STATED PROBLEM: Look through the records that follow. Copy every line containing the word "name".
[start of RECORDS PROVIDED]
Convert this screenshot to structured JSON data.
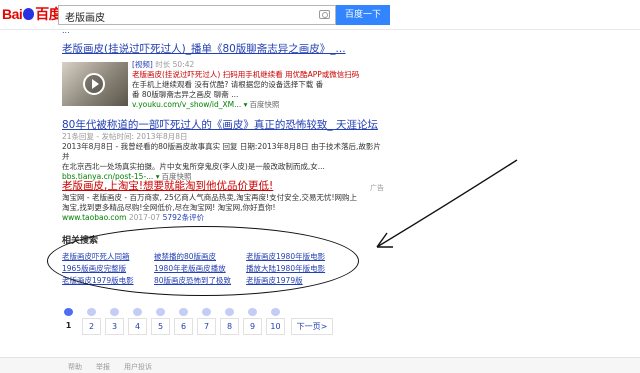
{
  "logo": {
    "latin_left": "Bai",
    "latin_right": "",
    "cn": "百度"
  },
  "search": {
    "value": "老版画皮",
    "button": "百度一下"
  },
  "topline": "...",
  "results": [
    {
      "title": "老版画皮(挂说过吓死过人)_播单《80版聊斋志异之画皮》_...",
      "tag": "[视频]",
      "duration": "时长 50:42",
      "abstract_1": "老版画皮(挂说过吓死过人) 扫码用手机继续看 用优酷APP或微信扫码",
      "abstract_2": "在手机上继续观看 没有优酷? 请根据您的设备选择下载 番",
      "abstract_3": "番 80版聊斋志异之画皮 聊斋 ...",
      "url": "v.youku.com/v_show/id_XM...",
      "snapshot": "百度快照"
    },
    {
      "title": "80年代被称道的一部吓死过人的《画皮》真正的恐怖较致_ 天涯论坛",
      "meta": "21条回复 - 发帖时间: 2013年8月8日",
      "abstract_1": "2013年8月8日 - 我曾经看的80版画皮故事真实 回复 日期:2013年8月8日 由于技术落后,故影片并",
      "abstract_2": "在北京西北一处场真实拍摄。片中女鬼所穿鬼皮(李人皮)是一般改政制而成,女...",
      "url": "bbs.tianya.cn/post-15-...",
      "snapshot": "百度快照"
    },
    {
      "title": "老版画皮,上淘宝!想要就能淘到他优品价更低!",
      "abstract_1": "淘宝网 - 老版画皮 - 百万商家, 25亿商人气商品热卖,淘宝再度!支付安全,交易无忧!网购上",
      "abstract_2": "淘宝,找到更多精品尽购!全网低价,尽在淘宝网! 淘宝网,你好直你!",
      "url": "www.taobao.com",
      "date": "2017-07",
      "rating": "5792条评价",
      "ad": "广告"
    }
  ],
  "related": {
    "title": "相关搜索",
    "items": [
      "老版画皮吓死人同箱",
      "被禁播的80版画皮",
      "老版画皮1980年版电影",
      "1965版画皮完整版",
      "1980年老版画皮播放",
      "播放大陆1980年版电影",
      "老版画皮1979版电影",
      "80版画皮恐怖到了极致",
      "老版画皮1979版"
    ]
  },
  "pager": {
    "pages": [
      "1",
      "2",
      "3",
      "4",
      "5",
      "6",
      "7",
      "8",
      "9",
      "10"
    ],
    "current": "1",
    "next": "下一页>"
  },
  "footer": {
    "links": [
      "帮助",
      "举报",
      "用户投诉"
    ]
  },
  "colors": {
    "link": "#2440b3",
    "highlight": "#c00",
    "url": "#008000",
    "brand_blue": "#3385ff",
    "brand_red": "#e10602"
  }
}
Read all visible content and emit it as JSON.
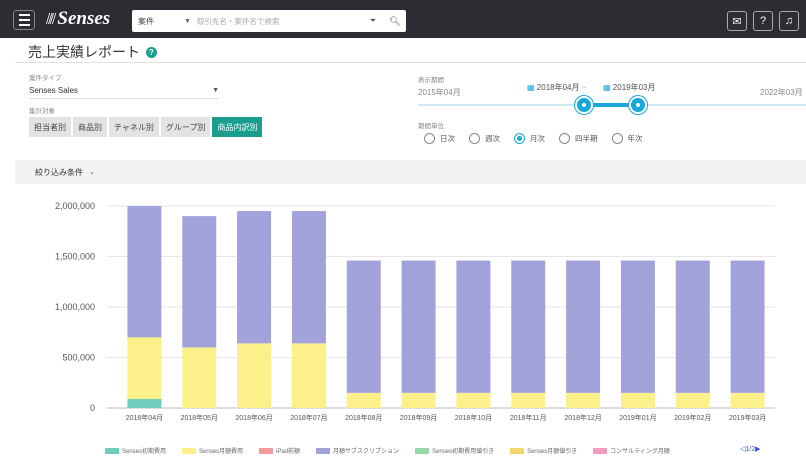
{
  "app": {
    "logo_text": "Senses"
  },
  "search": {
    "scope": "案件",
    "placeholder": "取引先名・案件名で検索"
  },
  "page": {
    "title": "売上実績レポート"
  },
  "controls": {
    "type_label": "案件タイプ",
    "type_value": "Senses Sales",
    "target_label": "集計対象",
    "group_buttons": [
      "担当者別",
      "商品別",
      "チャネル別",
      "グループ別",
      "商品内訳別"
    ],
    "active_group_index": 4,
    "period_label": "表示期間",
    "range_start": "2015年04月",
    "range_end": "2022年03月",
    "selected_from": "2018年04月",
    "selected_to": "2019年03月",
    "unit_label": "期間単位",
    "units": [
      "日次",
      "週次",
      "月次",
      "四半期",
      "年次"
    ],
    "selected_unit_index": 2,
    "filter_label": "絞り込み条件"
  },
  "colors": {
    "accent": "#1a9e8e",
    "slider": "#1aa7d9",
    "topbar": "#2b2d33"
  },
  "chart_data": {
    "type": "bar",
    "stacked": true,
    "categories": [
      "2018年04月",
      "2018年05月",
      "2018年06月",
      "2018年07月",
      "2018年08月",
      "2018年09月",
      "2018年10月",
      "2018年11月",
      "2018年12月",
      "2019年01月",
      "2019年02月",
      "2019年03月"
    ],
    "ylim": [
      0,
      2000000
    ],
    "yticks": [
      0,
      500000,
      1000000,
      1500000,
      2000000
    ],
    "ytick_labels": [
      "0",
      "500,000",
      "1,000,000",
      "1,500,000",
      "2,000,000"
    ],
    "grid": true,
    "series": [
      {
        "name": "Senses初期費用",
        "color": "#6fcdbd",
        "values": [
          90000,
          0,
          0,
          0,
          0,
          0,
          0,
          0,
          0,
          0,
          0,
          0
        ]
      },
      {
        "name": "Senses月額費用",
        "color": "#fbf08a",
        "values": [
          610000,
          600000,
          640000,
          640000,
          150000,
          150000,
          150000,
          150000,
          150000,
          150000,
          150000,
          150000
        ]
      },
      {
        "name": "iPad前額",
        "color": "#f49a9a",
        "values": [
          0,
          0,
          0,
          0,
          0,
          0,
          0,
          0,
          0,
          0,
          0,
          0
        ]
      },
      {
        "name": "月額サブスクリプション",
        "color": "#a3a3dc",
        "values": [
          1300000,
          1300000,
          1310000,
          1310000,
          1310000,
          1310000,
          1310000,
          1310000,
          1310000,
          1310000,
          1310000,
          1310000
        ]
      },
      {
        "name": "Senses初期費用値引き",
        "color": "#9ad7a7",
        "values": [
          0,
          0,
          0,
          0,
          0,
          0,
          0,
          0,
          0,
          0,
          0,
          0
        ]
      },
      {
        "name": "Senses月額値引き",
        "color": "#f6d66b",
        "values": [
          0,
          0,
          0,
          0,
          0,
          0,
          0,
          0,
          0,
          0,
          0,
          0
        ]
      },
      {
        "name": "コンサルティング月額",
        "color": "#f39ac1",
        "values": [
          0,
          0,
          0,
          0,
          0,
          0,
          0,
          0,
          0,
          0,
          0,
          0
        ]
      }
    ],
    "legend_position": "bottom",
    "legend_pager": "◁1/2▶"
  }
}
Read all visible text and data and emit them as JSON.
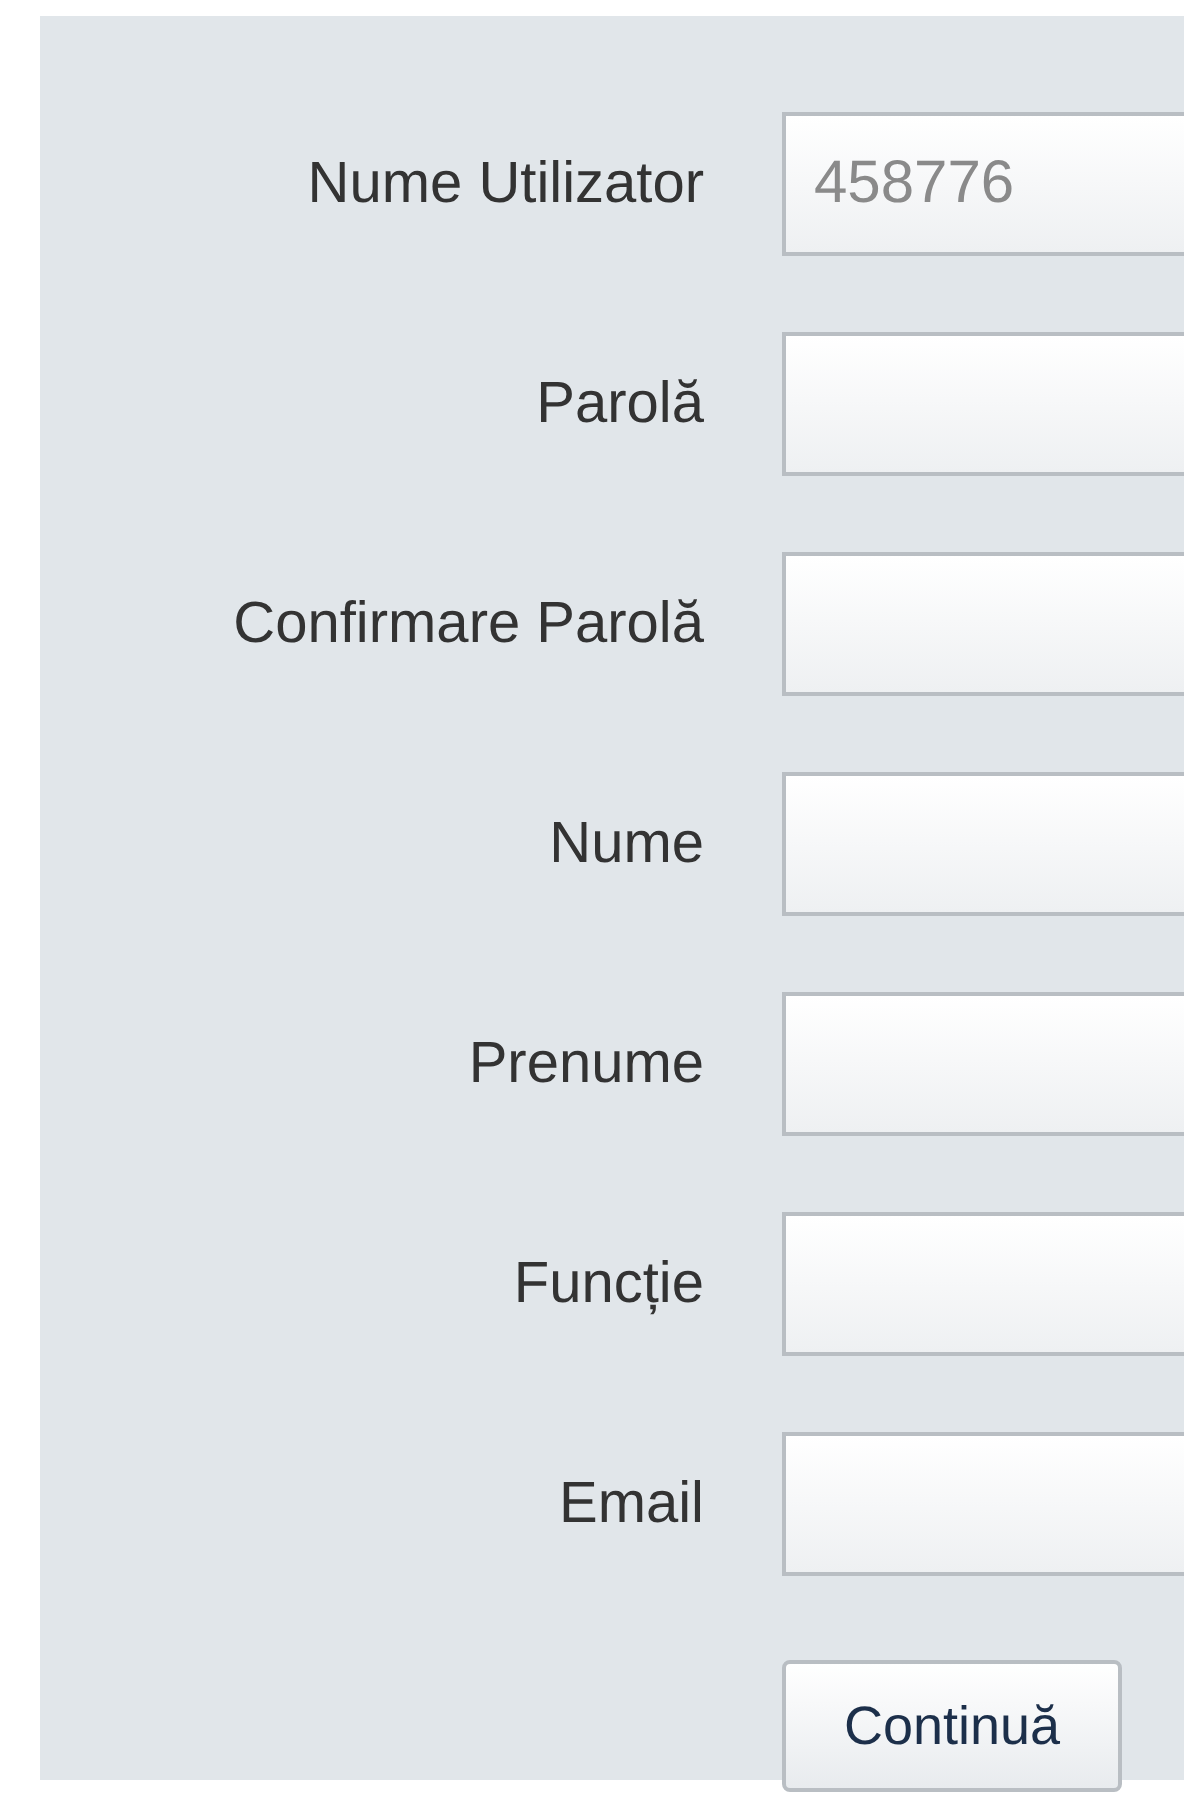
[end of RECORDS PROVIDED]
COMPLETED TASK:
        "name": "Senses初期費用",
        "name": "Senses月額費用",
        "name": "iPad前額",
        "name": "月額サブスクリプション",
        "name": "Senses初期費用値引き",
        "name": "Senses月額値引き",
        "name": "コンサルティング月額",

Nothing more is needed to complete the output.